(Saved entries)

═══

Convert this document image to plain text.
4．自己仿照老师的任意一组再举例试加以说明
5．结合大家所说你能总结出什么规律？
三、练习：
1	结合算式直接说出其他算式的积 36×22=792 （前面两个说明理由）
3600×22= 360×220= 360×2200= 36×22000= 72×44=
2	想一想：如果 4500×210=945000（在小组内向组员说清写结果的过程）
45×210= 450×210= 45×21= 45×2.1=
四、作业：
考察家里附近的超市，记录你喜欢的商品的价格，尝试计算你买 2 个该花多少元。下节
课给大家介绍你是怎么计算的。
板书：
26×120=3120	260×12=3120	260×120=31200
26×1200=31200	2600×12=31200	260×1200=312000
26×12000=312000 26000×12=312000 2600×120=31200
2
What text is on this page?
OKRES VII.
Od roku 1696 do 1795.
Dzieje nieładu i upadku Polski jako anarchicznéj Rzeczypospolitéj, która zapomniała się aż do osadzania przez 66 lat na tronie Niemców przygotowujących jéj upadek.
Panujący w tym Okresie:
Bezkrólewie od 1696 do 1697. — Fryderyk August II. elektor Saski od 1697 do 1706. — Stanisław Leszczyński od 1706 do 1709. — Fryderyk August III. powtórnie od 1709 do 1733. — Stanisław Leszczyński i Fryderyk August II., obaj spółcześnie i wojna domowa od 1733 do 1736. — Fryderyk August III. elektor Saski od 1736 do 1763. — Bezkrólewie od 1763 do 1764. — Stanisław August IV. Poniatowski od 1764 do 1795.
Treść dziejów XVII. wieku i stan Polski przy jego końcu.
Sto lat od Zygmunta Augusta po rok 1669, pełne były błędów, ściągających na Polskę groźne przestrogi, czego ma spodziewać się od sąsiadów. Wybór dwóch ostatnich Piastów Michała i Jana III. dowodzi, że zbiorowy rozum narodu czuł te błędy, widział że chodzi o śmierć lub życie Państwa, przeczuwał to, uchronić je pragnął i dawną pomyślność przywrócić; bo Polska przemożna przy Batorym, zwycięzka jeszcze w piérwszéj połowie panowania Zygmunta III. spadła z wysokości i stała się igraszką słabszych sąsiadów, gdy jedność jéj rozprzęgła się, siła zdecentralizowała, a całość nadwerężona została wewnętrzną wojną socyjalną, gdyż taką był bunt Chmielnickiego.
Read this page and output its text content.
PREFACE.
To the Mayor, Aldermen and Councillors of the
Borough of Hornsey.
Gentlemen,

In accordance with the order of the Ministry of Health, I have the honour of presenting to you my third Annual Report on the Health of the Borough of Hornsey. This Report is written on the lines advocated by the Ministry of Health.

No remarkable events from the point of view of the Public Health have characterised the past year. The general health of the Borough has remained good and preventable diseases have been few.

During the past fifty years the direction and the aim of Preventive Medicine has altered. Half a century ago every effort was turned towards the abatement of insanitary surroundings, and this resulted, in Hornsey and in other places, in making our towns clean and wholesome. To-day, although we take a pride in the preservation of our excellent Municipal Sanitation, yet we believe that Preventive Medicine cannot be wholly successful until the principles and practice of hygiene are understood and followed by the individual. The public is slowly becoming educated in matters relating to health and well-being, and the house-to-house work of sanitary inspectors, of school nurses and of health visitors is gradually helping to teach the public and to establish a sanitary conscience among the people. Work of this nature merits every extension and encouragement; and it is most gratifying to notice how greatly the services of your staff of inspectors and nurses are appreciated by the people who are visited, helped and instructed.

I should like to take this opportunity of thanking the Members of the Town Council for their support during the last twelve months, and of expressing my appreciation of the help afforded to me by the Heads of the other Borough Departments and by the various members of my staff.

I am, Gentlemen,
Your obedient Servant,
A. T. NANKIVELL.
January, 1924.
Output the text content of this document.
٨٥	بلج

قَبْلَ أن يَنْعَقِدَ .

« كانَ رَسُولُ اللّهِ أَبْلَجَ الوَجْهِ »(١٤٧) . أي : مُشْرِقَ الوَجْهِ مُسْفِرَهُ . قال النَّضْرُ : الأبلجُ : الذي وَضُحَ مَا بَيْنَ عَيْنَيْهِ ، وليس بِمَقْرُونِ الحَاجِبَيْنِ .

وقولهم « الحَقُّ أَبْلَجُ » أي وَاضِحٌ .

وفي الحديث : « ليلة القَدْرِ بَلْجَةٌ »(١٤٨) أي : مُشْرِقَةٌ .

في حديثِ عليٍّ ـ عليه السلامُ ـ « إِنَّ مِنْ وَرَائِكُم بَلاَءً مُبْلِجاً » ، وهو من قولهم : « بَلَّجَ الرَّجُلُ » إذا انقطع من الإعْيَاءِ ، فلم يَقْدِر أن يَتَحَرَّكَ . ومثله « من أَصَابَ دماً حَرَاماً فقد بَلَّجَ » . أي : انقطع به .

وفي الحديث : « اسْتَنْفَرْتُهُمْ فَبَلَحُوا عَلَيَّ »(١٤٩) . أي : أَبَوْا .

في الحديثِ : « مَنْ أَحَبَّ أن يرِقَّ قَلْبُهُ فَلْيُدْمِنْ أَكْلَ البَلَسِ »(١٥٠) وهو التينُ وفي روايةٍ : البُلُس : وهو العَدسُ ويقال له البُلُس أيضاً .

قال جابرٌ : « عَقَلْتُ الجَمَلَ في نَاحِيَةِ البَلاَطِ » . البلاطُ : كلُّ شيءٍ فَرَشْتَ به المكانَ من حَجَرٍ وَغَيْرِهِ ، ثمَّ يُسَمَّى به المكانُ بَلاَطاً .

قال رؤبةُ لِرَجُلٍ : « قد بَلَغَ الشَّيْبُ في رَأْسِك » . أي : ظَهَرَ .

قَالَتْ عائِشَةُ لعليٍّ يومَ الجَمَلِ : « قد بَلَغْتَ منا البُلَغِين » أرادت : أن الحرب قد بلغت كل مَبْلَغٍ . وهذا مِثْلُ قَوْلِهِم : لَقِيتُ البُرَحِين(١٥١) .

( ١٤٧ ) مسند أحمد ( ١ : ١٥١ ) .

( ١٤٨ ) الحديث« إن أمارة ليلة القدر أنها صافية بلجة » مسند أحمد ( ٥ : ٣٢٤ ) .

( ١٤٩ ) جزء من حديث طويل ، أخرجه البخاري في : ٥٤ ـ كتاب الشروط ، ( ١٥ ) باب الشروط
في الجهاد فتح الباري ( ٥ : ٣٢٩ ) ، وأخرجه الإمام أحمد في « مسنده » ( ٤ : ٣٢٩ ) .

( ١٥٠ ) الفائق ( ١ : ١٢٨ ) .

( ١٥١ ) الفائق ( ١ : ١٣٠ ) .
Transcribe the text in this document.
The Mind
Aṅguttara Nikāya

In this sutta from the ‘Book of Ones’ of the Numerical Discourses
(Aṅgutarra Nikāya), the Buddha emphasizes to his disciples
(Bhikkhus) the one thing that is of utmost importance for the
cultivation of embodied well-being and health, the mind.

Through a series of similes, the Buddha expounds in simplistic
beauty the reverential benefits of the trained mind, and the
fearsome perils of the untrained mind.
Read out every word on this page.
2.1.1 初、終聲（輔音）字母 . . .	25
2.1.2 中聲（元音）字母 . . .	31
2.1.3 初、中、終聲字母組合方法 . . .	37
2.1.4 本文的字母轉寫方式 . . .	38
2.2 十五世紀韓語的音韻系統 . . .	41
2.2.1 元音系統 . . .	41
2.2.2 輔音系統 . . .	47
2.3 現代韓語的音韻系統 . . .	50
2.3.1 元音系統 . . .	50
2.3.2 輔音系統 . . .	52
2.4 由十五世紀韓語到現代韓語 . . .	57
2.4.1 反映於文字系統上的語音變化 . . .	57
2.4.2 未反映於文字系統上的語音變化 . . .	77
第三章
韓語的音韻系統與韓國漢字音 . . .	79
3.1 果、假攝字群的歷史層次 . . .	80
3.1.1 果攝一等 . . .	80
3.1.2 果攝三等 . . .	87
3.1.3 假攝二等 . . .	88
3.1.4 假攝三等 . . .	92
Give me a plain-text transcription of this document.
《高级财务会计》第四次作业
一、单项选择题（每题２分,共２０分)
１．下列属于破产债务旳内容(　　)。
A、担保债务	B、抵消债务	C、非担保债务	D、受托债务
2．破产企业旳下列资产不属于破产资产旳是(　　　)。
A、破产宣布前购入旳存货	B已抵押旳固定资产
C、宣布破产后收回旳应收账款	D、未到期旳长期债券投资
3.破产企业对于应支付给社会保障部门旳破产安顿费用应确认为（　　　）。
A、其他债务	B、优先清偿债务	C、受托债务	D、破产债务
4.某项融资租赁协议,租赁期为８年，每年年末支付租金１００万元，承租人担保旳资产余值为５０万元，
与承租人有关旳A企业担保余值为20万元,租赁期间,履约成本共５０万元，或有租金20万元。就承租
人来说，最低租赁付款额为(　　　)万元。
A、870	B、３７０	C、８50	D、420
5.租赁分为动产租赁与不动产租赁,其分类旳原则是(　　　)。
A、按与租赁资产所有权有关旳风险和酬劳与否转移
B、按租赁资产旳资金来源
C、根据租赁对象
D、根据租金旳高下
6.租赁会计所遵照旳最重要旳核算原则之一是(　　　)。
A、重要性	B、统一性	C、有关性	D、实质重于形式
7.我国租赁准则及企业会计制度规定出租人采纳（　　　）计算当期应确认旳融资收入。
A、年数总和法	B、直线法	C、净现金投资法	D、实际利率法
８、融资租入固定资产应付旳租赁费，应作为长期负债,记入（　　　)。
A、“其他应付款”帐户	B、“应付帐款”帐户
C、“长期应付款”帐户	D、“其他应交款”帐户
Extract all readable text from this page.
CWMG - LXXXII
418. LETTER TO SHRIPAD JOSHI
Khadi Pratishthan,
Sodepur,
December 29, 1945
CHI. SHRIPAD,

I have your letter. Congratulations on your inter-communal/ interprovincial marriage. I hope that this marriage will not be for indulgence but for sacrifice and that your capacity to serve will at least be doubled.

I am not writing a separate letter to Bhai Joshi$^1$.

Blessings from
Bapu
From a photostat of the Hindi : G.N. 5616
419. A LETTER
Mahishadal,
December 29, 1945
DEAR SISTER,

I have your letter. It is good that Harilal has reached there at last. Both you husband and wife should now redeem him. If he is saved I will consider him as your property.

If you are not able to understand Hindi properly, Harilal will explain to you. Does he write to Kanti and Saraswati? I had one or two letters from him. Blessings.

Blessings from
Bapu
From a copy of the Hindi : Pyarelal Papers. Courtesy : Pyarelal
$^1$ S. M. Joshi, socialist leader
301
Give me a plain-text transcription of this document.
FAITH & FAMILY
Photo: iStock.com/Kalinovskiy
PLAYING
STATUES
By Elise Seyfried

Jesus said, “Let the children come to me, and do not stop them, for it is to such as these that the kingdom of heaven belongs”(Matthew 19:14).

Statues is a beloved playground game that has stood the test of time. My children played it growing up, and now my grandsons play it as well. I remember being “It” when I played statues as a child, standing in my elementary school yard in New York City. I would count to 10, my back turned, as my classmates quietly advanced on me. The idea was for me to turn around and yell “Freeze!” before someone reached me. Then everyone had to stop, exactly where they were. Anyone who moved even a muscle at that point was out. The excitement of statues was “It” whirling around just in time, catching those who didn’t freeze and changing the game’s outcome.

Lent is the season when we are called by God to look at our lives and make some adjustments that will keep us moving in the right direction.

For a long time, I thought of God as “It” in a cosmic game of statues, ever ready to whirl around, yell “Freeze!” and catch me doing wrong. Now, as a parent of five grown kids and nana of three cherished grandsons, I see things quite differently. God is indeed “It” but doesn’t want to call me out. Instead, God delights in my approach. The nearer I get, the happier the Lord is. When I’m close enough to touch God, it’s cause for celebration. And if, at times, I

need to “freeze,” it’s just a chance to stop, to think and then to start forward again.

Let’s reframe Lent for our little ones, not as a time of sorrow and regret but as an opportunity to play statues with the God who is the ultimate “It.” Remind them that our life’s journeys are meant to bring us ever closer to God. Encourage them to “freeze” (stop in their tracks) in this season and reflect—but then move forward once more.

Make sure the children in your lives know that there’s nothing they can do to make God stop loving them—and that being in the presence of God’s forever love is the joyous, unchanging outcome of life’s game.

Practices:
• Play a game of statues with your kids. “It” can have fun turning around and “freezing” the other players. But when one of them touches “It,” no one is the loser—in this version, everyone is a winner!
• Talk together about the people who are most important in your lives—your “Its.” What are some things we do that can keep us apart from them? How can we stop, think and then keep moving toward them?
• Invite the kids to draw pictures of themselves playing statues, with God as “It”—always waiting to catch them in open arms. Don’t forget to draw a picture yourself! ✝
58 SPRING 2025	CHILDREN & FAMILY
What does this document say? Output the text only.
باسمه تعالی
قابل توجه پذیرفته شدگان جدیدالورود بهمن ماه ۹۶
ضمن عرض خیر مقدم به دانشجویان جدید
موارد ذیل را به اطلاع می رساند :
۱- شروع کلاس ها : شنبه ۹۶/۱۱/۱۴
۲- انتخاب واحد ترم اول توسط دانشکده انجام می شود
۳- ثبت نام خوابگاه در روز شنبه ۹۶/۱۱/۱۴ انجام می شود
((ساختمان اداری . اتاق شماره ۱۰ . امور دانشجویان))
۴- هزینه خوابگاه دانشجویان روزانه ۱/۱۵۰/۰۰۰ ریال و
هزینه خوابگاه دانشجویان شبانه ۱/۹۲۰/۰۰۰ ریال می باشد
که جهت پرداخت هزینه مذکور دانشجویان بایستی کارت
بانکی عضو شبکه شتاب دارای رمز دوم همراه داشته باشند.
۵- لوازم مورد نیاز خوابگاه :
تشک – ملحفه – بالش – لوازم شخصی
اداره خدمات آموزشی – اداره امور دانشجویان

═══

STATED EXERCISE: Provide solely the number of lines in the data that include the word "Harilal".

EXPECTED OUTPUT: 2